_Material to process:_
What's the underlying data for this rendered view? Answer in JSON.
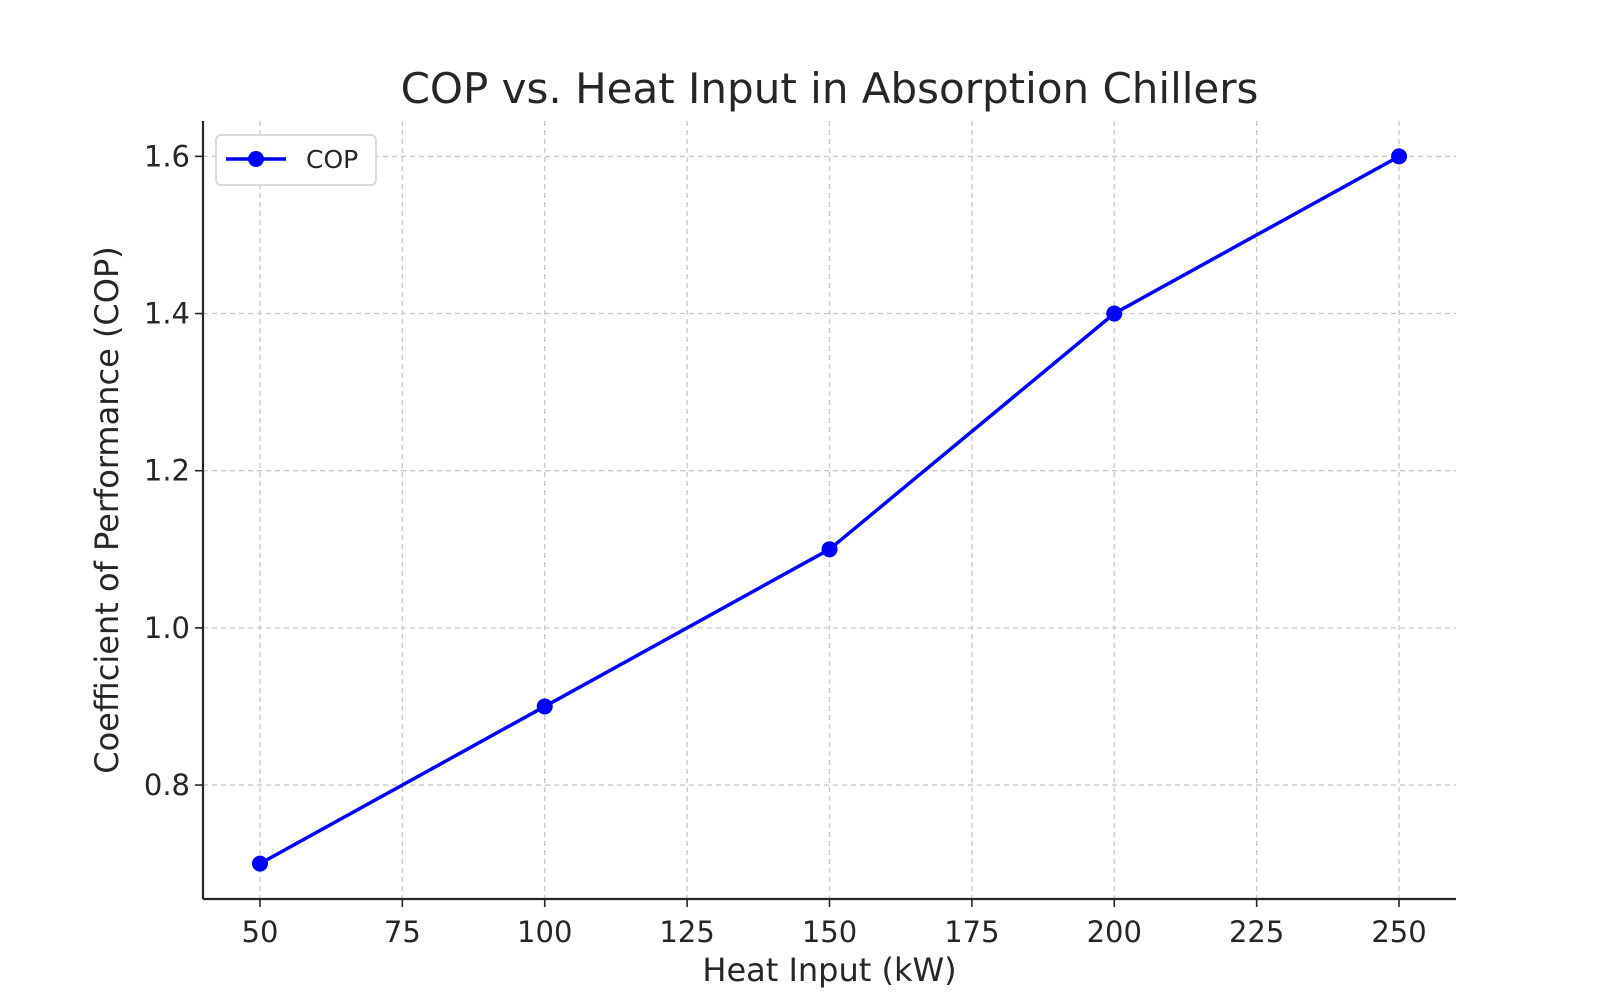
{
  "chart_data": {
    "type": "line",
    "title": "COP vs. Heat Input in Absorption Chillers",
    "xlabel": "Heat Input (kW)",
    "ylabel": "Coefficient of Performance (COP)",
    "x": [
      50,
      100,
      150,
      200,
      250
    ],
    "series": [
      {
        "name": "COP",
        "values": [
          0.7,
          0.9,
          1.1,
          1.4,
          1.6
        ],
        "color": "#0000ff",
        "marker": "circle"
      }
    ],
    "xticks": [
      50,
      75,
      100,
      125,
      150,
      175,
      200,
      225,
      250
    ],
    "xtick_labels": [
      "50",
      "75",
      "100",
      "125",
      "150",
      "175",
      "200",
      "225",
      "250"
    ],
    "yticks": [
      0.8,
      1.0,
      1.2,
      1.4,
      1.6
    ],
    "ytick_labels": [
      "0.8",
      "1.0",
      "1.2",
      "1.4",
      "1.6"
    ],
    "xlim": [
      40,
      260
    ],
    "ylim": [
      0.655,
      1.645
    ],
    "grid": true,
    "legend": "top-left"
  }
}
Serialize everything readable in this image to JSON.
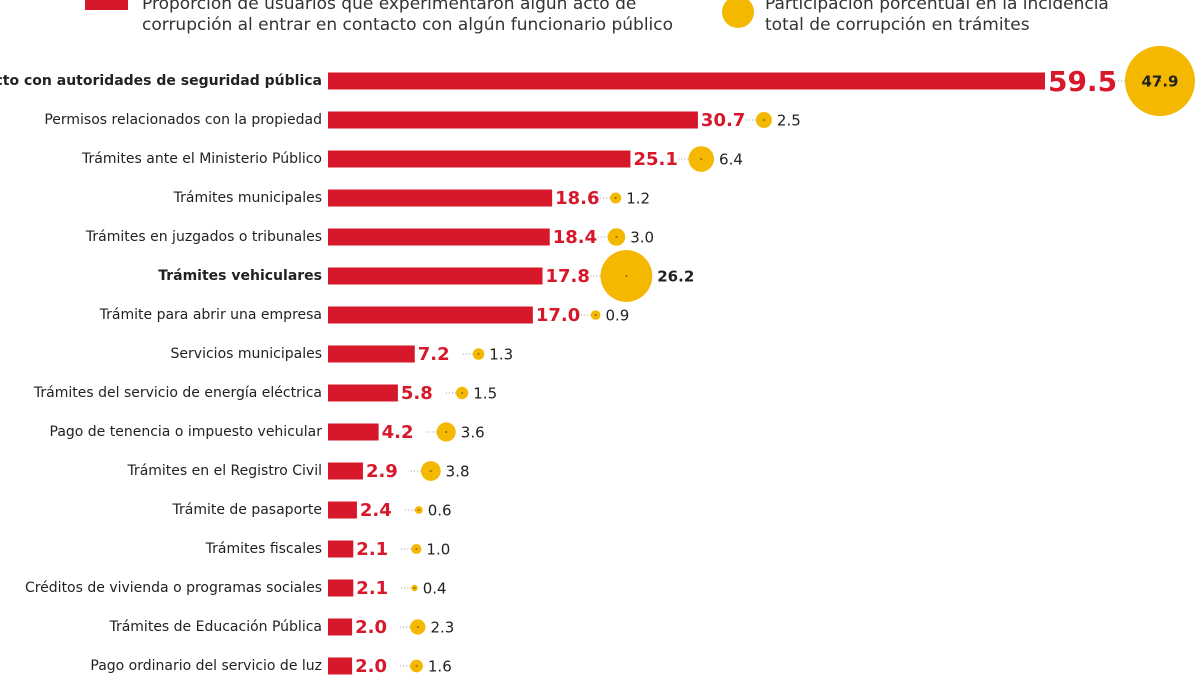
{
  "chart_data": {
    "type": "bar",
    "orientation": "horizontal",
    "categories": [
      "Contacto con autoridades de seguridad pública",
      "Permisos relacionados con la propiedad",
      "Trámites ante el Ministerio Público",
      "Trámites municipales",
      "Trámites en juzgados o tribunales",
      "Trámites vehiculares",
      "Trámite para abrir una empresa",
      "Servicios municipales",
      "Trámites del servicio de energía eléctrica",
      "Pago de tenencia o impuesto vehicular",
      "Trámites en el Registro Civil",
      "Trámite de pasaporte",
      "Trámites fiscales",
      "Créditos de vivienda o programas sociales",
      "Trámites de Educación Pública",
      "Pago ordinario del servicio de luz"
    ],
    "highlight_indices": [
      0,
      5
    ],
    "series": [
      {
        "name": "Proporción de usuarios que experimentaron algún acto de corrupción al entrar en contacto con algún funcionario público",
        "type": "bar",
        "color": "#d7182a",
        "values": [
          59.5,
          30.7,
          25.1,
          18.6,
          18.4,
          17.8,
          17.0,
          7.2,
          5.8,
          4.2,
          2.9,
          2.4,
          2.1,
          2.1,
          2.0,
          2.0
        ],
        "value_labels": [
          "59.5",
          "30.7",
          "25.1",
          "18.6",
          "18.4",
          "17.8",
          "17.0",
          "7.2",
          "5.8",
          "4.2",
          "2.9",
          "2.4",
          "2.1",
          "2.1",
          "2.0",
          "2.0"
        ]
      },
      {
        "name": "Participación porcentual en la incidencia total de corrupción en trámites",
        "type": "bubble",
        "color": "#f5b800",
        "values": [
          47.9,
          2.5,
          6.4,
          1.2,
          3.0,
          26.2,
          0.9,
          1.3,
          1.5,
          3.6,
          3.8,
          0.6,
          1.0,
          0.4,
          2.3,
          1.6
        ],
        "value_labels": [
          "47.9",
          "2.5",
          "6.4",
          "1.2",
          "3.0",
          "26.2",
          "0.9",
          "1.3",
          "1.5",
          "3.6",
          "3.8",
          "0.6",
          "1.0",
          "0.4",
          "2.3",
          "1.6"
        ]
      }
    ]
  }
}
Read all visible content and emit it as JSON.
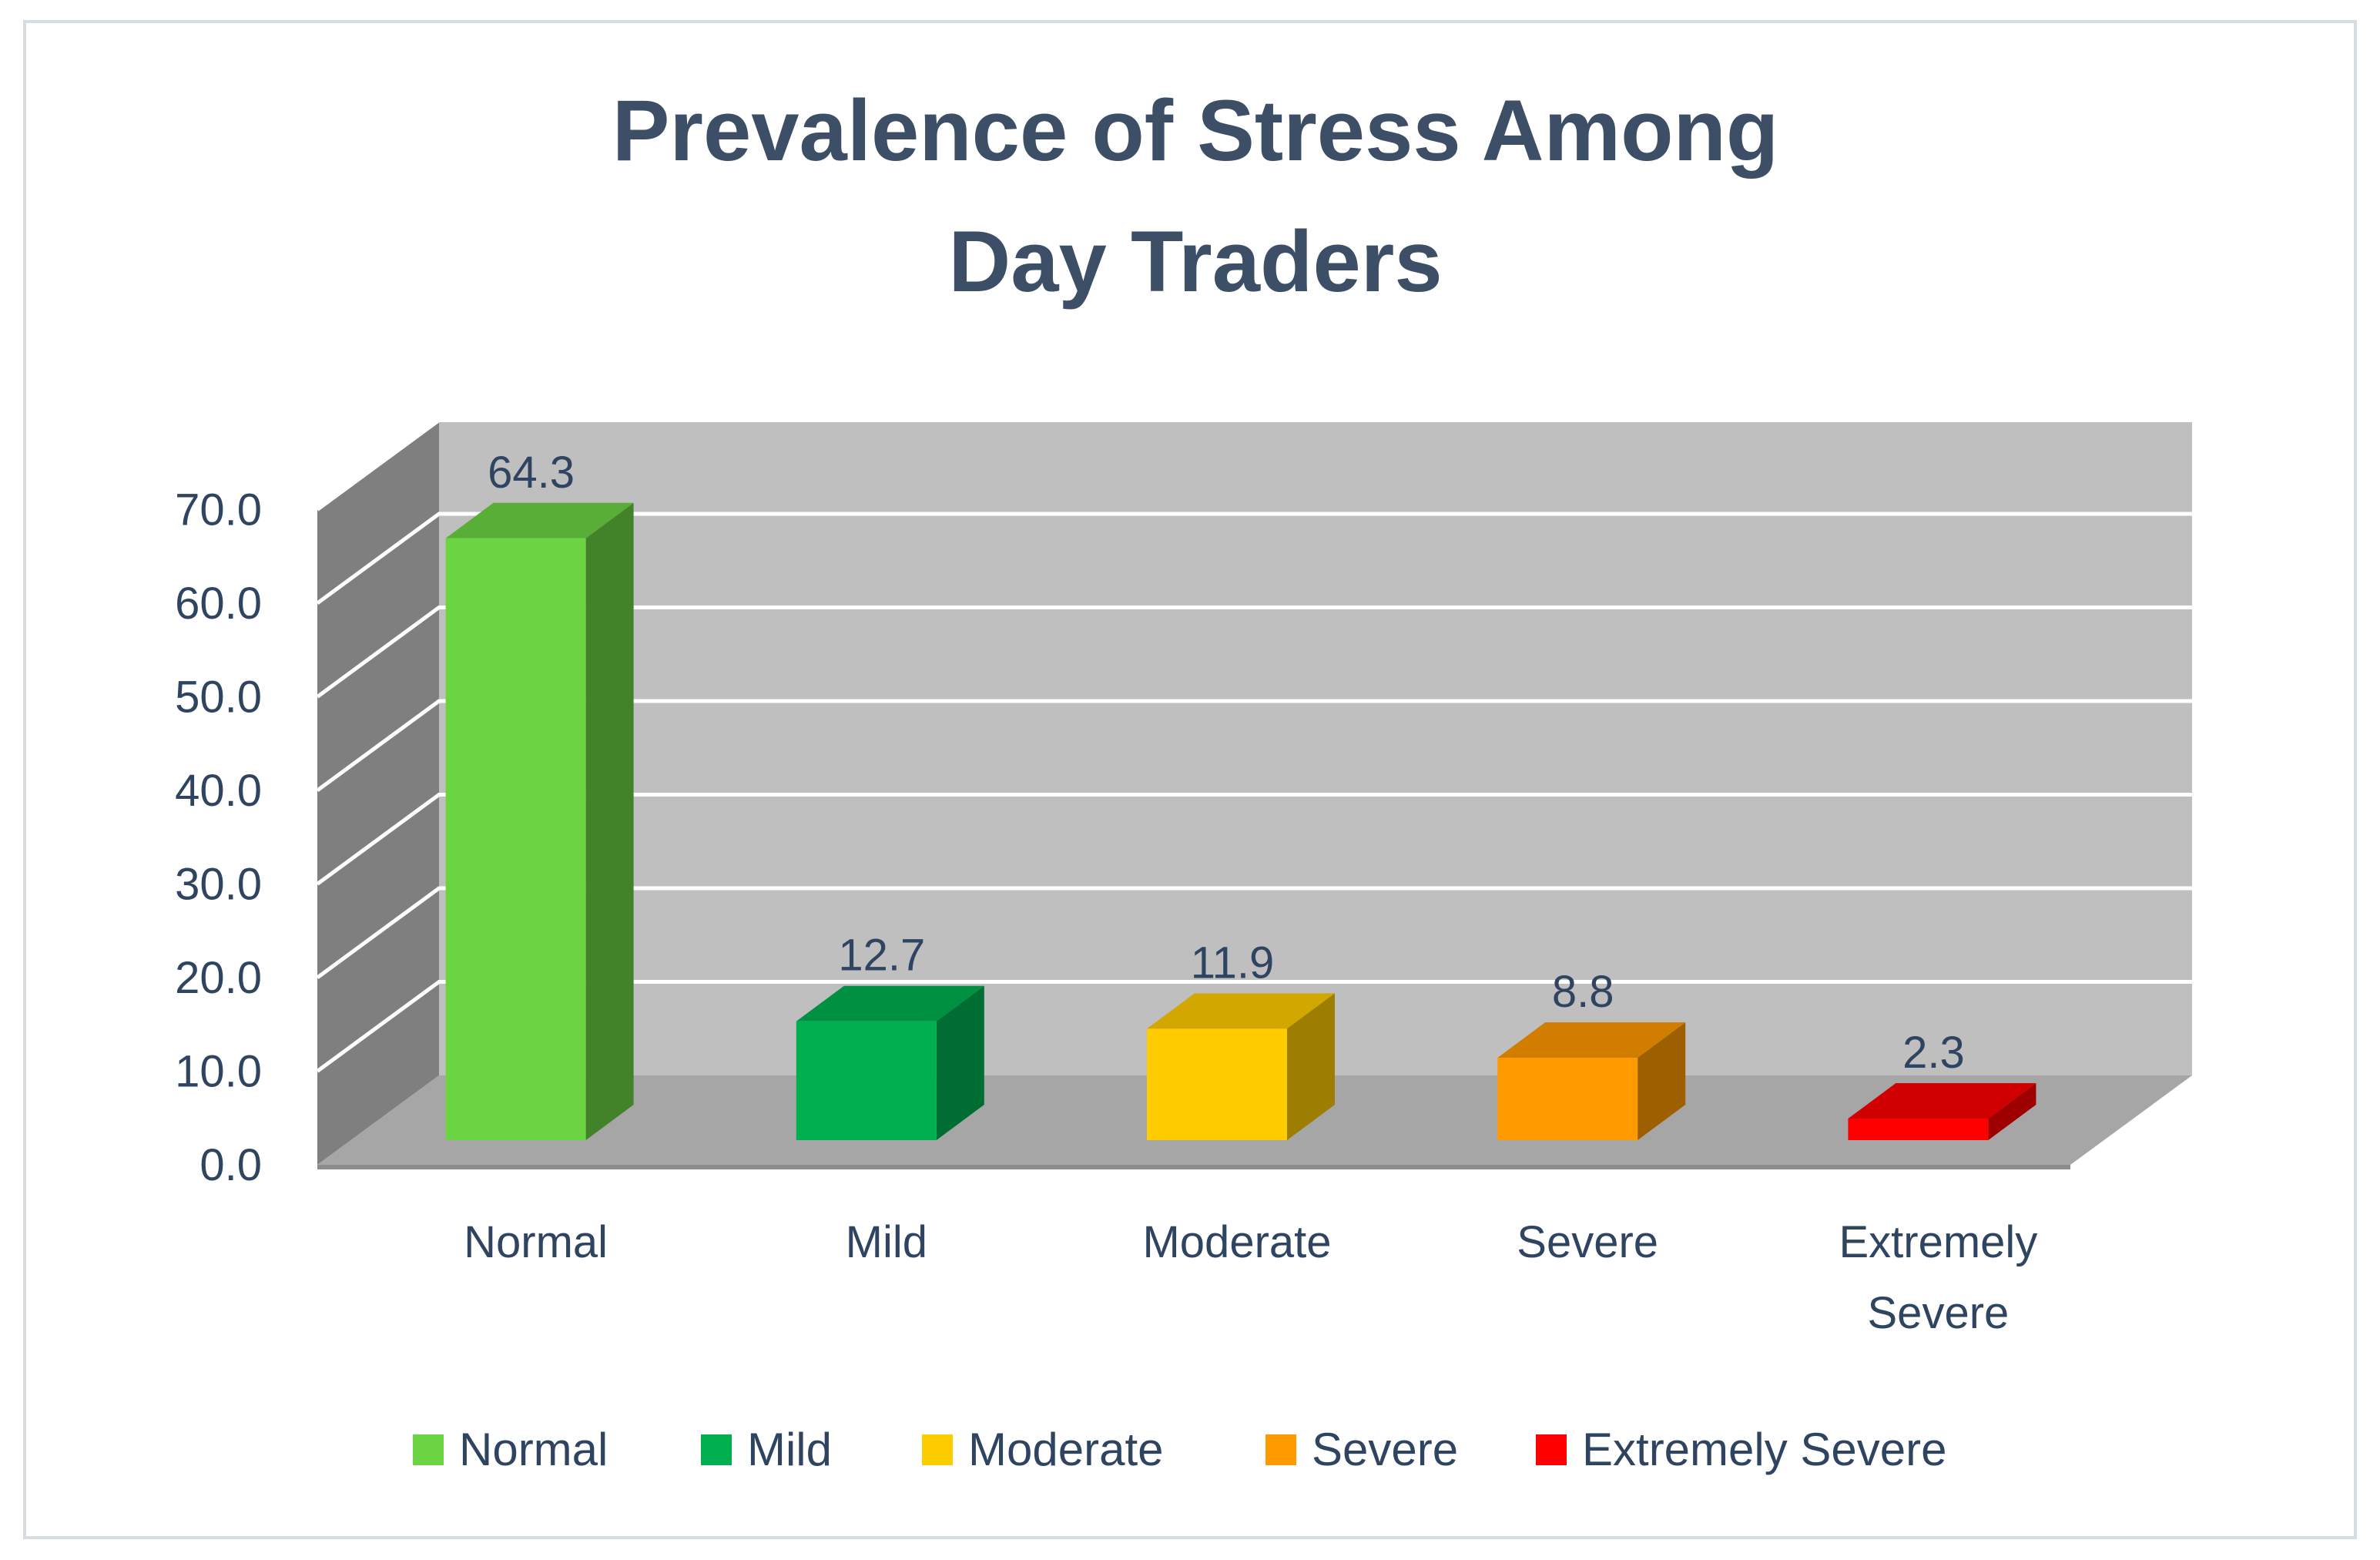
{
  "chart_data": {
    "type": "bar",
    "style": "3d-clustered-column",
    "title_lines": [
      "Prevalence of Stress Among",
      "Day Traders"
    ],
    "categories": [
      "Normal",
      "Mild",
      "Moderate",
      "Severe",
      "Extremely Severe"
    ],
    "category_label_lines": [
      [
        "Normal"
      ],
      [
        "Mild"
      ],
      [
        "Moderate"
      ],
      [
        "Severe"
      ],
      [
        "Extremely",
        "Severe"
      ]
    ],
    "values": [
      64.3,
      12.7,
      11.9,
      8.8,
      2.3
    ],
    "value_labels": [
      "64.3",
      "12.7",
      "11.9",
      "8.8",
      "2.3"
    ],
    "colors": [
      "#6bd443",
      "#00b050",
      "#ffcc00",
      "#ff9900",
      "#ff0000"
    ],
    "y_ticks": [
      "0.0",
      "10.0",
      "20.0",
      "30.0",
      "40.0",
      "50.0",
      "60.0",
      "70.0"
    ],
    "ylim": [
      0,
      70
    ],
    "xlabel": "",
    "ylabel": "",
    "grid": true,
    "legend": {
      "position": "bottom",
      "entries": [
        "Normal",
        "Mild",
        "Moderate",
        "Severe",
        "Extremely Severe"
      ]
    }
  }
}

_Task requirements:_
Find the lines above that contain the word "ylabel" and collect them.

_Complete answer:_
    "ylabel": "Coefficient of Performance (COP)",
    "ylabel": "",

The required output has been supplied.